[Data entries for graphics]
· · · · ·

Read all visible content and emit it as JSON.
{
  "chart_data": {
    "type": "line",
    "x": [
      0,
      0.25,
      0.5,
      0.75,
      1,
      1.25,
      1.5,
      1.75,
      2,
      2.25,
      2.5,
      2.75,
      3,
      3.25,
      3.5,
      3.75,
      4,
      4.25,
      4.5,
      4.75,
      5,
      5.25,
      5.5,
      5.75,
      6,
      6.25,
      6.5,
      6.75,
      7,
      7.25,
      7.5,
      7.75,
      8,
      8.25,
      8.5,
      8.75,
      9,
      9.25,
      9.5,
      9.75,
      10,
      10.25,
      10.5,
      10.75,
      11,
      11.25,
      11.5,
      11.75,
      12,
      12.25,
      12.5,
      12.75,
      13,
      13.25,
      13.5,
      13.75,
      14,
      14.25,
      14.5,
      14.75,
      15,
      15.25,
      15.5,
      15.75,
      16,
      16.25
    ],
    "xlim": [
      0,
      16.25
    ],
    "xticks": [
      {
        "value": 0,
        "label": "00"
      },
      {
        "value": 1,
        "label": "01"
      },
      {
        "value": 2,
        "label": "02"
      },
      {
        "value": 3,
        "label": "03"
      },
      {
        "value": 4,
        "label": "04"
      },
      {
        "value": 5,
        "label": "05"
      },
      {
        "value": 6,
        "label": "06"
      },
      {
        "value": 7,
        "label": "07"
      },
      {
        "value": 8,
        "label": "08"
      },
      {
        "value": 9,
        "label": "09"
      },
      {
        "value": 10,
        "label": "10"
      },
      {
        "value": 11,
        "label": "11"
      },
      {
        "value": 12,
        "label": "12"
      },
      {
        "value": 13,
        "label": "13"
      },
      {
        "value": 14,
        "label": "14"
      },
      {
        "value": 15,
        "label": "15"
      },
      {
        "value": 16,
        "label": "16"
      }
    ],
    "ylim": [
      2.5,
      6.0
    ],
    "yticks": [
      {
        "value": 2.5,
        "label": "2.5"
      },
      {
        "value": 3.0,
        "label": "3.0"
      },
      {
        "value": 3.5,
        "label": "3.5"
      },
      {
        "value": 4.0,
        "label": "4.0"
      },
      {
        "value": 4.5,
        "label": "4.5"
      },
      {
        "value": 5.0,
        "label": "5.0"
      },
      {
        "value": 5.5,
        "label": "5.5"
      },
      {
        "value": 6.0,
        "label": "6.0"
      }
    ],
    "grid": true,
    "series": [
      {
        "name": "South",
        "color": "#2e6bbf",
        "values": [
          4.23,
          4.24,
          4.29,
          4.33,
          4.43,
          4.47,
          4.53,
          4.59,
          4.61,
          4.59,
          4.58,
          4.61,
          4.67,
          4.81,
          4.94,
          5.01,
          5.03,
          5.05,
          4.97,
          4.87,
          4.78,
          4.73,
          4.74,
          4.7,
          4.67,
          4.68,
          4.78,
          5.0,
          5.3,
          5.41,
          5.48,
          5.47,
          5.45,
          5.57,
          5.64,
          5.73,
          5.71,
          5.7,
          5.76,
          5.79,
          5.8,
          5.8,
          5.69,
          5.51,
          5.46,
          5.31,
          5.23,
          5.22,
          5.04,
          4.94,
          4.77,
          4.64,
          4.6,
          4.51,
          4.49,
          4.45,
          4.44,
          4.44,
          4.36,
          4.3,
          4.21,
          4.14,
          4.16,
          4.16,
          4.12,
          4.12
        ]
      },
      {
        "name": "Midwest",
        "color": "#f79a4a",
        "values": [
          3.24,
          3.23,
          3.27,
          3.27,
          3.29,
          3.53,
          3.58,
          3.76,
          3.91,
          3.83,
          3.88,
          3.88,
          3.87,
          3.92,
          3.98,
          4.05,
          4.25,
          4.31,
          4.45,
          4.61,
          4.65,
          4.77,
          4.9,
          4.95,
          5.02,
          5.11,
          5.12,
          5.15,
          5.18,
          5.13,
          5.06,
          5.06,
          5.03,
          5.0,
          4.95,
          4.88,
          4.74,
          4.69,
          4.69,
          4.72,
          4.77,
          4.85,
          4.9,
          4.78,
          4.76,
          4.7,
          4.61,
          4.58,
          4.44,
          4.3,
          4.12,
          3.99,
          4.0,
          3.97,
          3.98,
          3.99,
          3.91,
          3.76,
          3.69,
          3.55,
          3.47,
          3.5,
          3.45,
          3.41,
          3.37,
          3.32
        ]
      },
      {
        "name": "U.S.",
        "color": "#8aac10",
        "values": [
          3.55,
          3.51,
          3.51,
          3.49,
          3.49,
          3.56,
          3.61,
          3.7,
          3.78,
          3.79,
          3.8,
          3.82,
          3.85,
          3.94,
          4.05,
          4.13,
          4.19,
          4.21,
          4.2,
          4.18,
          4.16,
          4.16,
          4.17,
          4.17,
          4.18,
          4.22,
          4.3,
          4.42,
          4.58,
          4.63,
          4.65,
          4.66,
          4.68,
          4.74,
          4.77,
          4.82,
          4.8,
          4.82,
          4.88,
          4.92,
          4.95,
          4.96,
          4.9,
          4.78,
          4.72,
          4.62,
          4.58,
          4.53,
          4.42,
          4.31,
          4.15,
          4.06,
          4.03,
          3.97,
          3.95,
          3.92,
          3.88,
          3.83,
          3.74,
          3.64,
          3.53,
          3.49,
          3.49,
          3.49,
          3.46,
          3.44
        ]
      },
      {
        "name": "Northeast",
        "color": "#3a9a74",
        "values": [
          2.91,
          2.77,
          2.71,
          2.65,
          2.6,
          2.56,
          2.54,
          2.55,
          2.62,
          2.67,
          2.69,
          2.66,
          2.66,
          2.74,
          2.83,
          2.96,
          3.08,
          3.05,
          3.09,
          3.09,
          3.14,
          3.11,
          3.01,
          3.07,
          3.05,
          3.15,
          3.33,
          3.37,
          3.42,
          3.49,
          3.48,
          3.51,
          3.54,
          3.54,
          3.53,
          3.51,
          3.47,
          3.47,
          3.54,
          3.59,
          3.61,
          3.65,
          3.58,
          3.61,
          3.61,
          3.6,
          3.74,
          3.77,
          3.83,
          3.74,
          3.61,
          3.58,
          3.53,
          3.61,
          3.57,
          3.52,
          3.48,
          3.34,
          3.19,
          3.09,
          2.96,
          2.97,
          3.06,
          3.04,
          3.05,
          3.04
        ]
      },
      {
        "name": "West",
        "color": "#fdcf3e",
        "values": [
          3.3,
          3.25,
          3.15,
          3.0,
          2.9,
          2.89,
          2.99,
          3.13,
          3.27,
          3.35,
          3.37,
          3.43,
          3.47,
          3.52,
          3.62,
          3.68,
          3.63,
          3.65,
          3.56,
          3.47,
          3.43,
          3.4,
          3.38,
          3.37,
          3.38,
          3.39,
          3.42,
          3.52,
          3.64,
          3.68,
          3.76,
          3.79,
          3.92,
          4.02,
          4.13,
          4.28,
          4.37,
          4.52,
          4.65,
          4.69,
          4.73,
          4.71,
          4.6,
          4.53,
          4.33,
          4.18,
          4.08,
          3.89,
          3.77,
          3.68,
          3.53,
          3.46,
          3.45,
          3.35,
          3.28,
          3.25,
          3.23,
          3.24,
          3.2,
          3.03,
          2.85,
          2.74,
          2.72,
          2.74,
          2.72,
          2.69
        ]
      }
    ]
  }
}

· · · · ·

Print every record above exactly as written.

→ **Result of the task**:
Read all visible content and emit it as JSON.
{
  "chart_data": {
    "type": "line",
    "x": [
      0,
      0.25,
      0.5,
      0.75,
      1,
      1.25,
      1.5,
      1.75,
      2,
      2.25,
      2.5,
      2.75,
      3,
      3.25,
      3.5,
      3.75,
      4,
      4.25,
      4.5,
      4.75,
      5,
      5.25,
      5.5,
      5.75,
      6,
      6.25,
      6.5,
      6.75,
      7,
      7.25,
      7.5,
      7.75,
      8,
      8.25,
      8.5,
      8.75,
      9,
      9.25,
      9.5,
      9.75,
      10,
      10.25,
      10.5,
      10.75,
      11,
      11.25,
      11.5,
      11.75,
      12,
      12.25,
      12.5,
      12.75,
      13,
      13.25,
      13.5,
      13.75,
      14,
      14.25,
      14.5,
      14.75,
      15,
      15.25,
      15.5,
      15.75,
      16,
      16.25
    ],
    "xlim": [
      0,
      16.25
    ],
    "xticks": [
      {
        "value": 0,
        "label": "00"
      },
      {
        "value": 1,
        "label": "01"
      },
      {
        "value": 2,
        "label": "02"
      },
      {
        "value": 3,
        "label": "03"
      },
      {
        "value": 4,
        "label": "04"
      },
      {
        "value": 5,
        "label": "05"
      },
      {
        "value": 6,
        "label": "06"
      },
      {
        "value": 7,
        "label": "07"
      },
      {
        "value": 8,
        "label": "08"
      },
      {
        "value": 9,
        "label": "09"
      },
      {
        "value": 10,
        "label": "10"
      },
      {
        "value": 11,
        "label": "11"
      },
      {
        "value": 12,
        "label": "12"
      },
      {
        "value": 13,
        "label": "13"
      },
      {
        "value": 14,
        "label": "14"
      },
      {
        "value": 15,
        "label": "15"
      },
      {
        "value": 16,
        "label": "16"
      }
    ],
    "ylim": [
      2.5,
      6.0
    ],
    "yticks": [
      {
        "value": 2.5,
        "label": "2.5"
      },
      {
        "value": 3.0,
        "label": "3.0"
      },
      {
        "value": 3.5,
        "label": "3.5"
      },
      {
        "value": 4.0,
        "label": "4.0"
      },
      {
        "value": 4.5,
        "label": "4.5"
      },
      {
        "value": 5.0,
        "label": "5.0"
      },
      {
        "value": 5.5,
        "label": "5.5"
      },
      {
        "value": 6.0,
        "label": "6.0"
      }
    ],
    "grid": true,
    "series": [
      {
        "name": "South",
        "color": "#2e6bbf",
        "values": [
          4.23,
          4.24,
          4.29,
          4.33,
          4.43,
          4.47,
          4.53,
          4.59,
          4.61,
          4.59,
          4.58,
          4.61,
          4.67,
          4.81,
          4.94,
          5.01,
          5.03,
          5.05,
          4.97,
          4.87,
          4.78,
          4.73,
          4.74,
          4.7,
          4.67,
          4.68,
          4.78,
          5.0,
          5.3,
          5.41,
          5.48,
          5.47,
          5.45,
          5.57,
          5.64,
          5.73,
          5.71,
          5.7,
          5.76,
          5.79,
          5.8,
          5.8,
          5.69,
          5.51,
          5.46,
          5.31,
          5.23,
          5.22,
          5.04,
          4.94,
          4.77,
          4.64,
          4.6,
          4.51,
          4.49,
          4.45,
          4.44,
          4.44,
          4.36,
          4.3,
          4.21,
          4.14,
          4.16,
          4.16,
          4.12,
          4.12
        ]
      },
      {
        "name": "Midwest",
        "color": "#f79a4a",
        "values": [
          3.24,
          3.23,
          3.27,
          3.27,
          3.29,
          3.53,
          3.58,
          3.76,
          3.91,
          3.83,
          3.88,
          3.88,
          3.87,
          3.92,
          3.98,
          4.05,
          4.25,
          4.31,
          4.45,
          4.61,
          4.65,
          4.77,
          4.9,
          4.95,
          5.02,
          5.11,
          5.12,
          5.15,
          5.18,
          5.13,
          5.06,
          5.06,
          5.03,
          5.0,
          4.95,
          4.88,
          4.74,
          4.69,
          4.69,
          4.72,
          4.77,
          4.85,
          4.9,
          4.78,
          4.76,
          4.7,
          4.61,
          4.58,
          4.44,
          4.3,
          4.12,
          3.99,
          4.0,
          3.97,
          3.98,
          3.99,
          3.91,
          3.76,
          3.69,
          3.55,
          3.47,
          3.5,
          3.45,
          3.41,
          3.37,
          3.32
        ]
      },
      {
        "name": "U.S.",
        "color": "#8aac10",
        "values": [
          3.55,
          3.51,
          3.51,
          3.49,
          3.49,
          3.56,
          3.61,
          3.7,
          3.78,
          3.79,
          3.8,
          3.82,
          3.85,
          3.94,
          4.05,
          4.13,
          4.19,
          4.21,
          4.2,
          4.18,
          4.16,
          4.16,
          4.17,
          4.17,
          4.18,
          4.22,
          4.3,
          4.42,
          4.58,
          4.63,
          4.65,
          4.66,
          4.68,
          4.74,
          4.77,
          4.82,
          4.8,
          4.82,
          4.88,
          4.92,
          4.95,
          4.96,
          4.9,
          4.78,
          4.72,
          4.62,
          4.58,
          4.53,
          4.42,
          4.31,
          4.15,
          4.06,
          4.03,
          3.97,
          3.95,
          3.92,
          3.88,
          3.83,
          3.74,
          3.64,
          3.53,
          3.49,
          3.49,
          3.49,
          3.46,
          3.44
        ]
      },
      {
        "name": "Northeast",
        "color": "#3a9a74",
        "values": [
          2.91,
          2.77,
          2.71,
          2.65,
          2.6,
          2.56,
          2.54,
          2.55,
          2.62,
          2.67,
          2.69,
          2.66,
          2.66,
          2.74,
          2.83,
          2.96,
          3.08,
          3.05,
          3.09,
          3.09,
          3.14,
          3.11,
          3.01,
          3.07,
          3.05,
          3.15,
          3.33,
          3.37,
          3.42,
          3.49,
          3.48,
          3.51,
          3.54,
          3.54,
          3.53,
          3.51,
          3.47,
          3.47,
          3.54,
          3.59,
          3.61,
          3.65,
          3.58,
          3.61,
          3.61,
          3.6,
          3.74,
          3.77,
          3.83,
          3.74,
          3.61,
          3.58,
          3.53,
          3.61,
          3.57,
          3.52,
          3.48,
          3.34,
          3.19,
          3.09,
          2.96,
          2.97,
          3.06,
          3.04,
          3.05,
          3.04
        ]
      },
      {
        "name": "West",
        "color": "#fdcf3e",
        "values": [
          3.3,
          3.25,
          3.15,
          3.0,
          2.9,
          2.89,
          2.99,
          3.13,
          3.27,
          3.35,
          3.37,
          3.43,
          3.47,
          3.52,
          3.62,
          3.68,
          3.63,
          3.65,
          3.56,
          3.47,
          3.43,
          3.4,
          3.38,
          3.37,
          3.38,
          3.39,
          3.42,
          3.52,
          3.64,
          3.68,
          3.76,
          3.79,
          3.92,
          4.02,
          4.13,
          4.28,
          4.37,
          4.52,
          4.65,
          4.69,
          4.73,
          4.71,
          4.6,
          4.53,
          4.33,
          4.18,
          4.08,
          3.89,
          3.77,
          3.68,
          3.53,
          3.46,
          3.45,
          3.35,
          3.28,
          3.25,
          3.23,
          3.24,
          3.2,
          3.03,
          2.85,
          2.74,
          2.72,
          2.74,
          2.72,
          2.69
        ]
      }
    ]
  }
}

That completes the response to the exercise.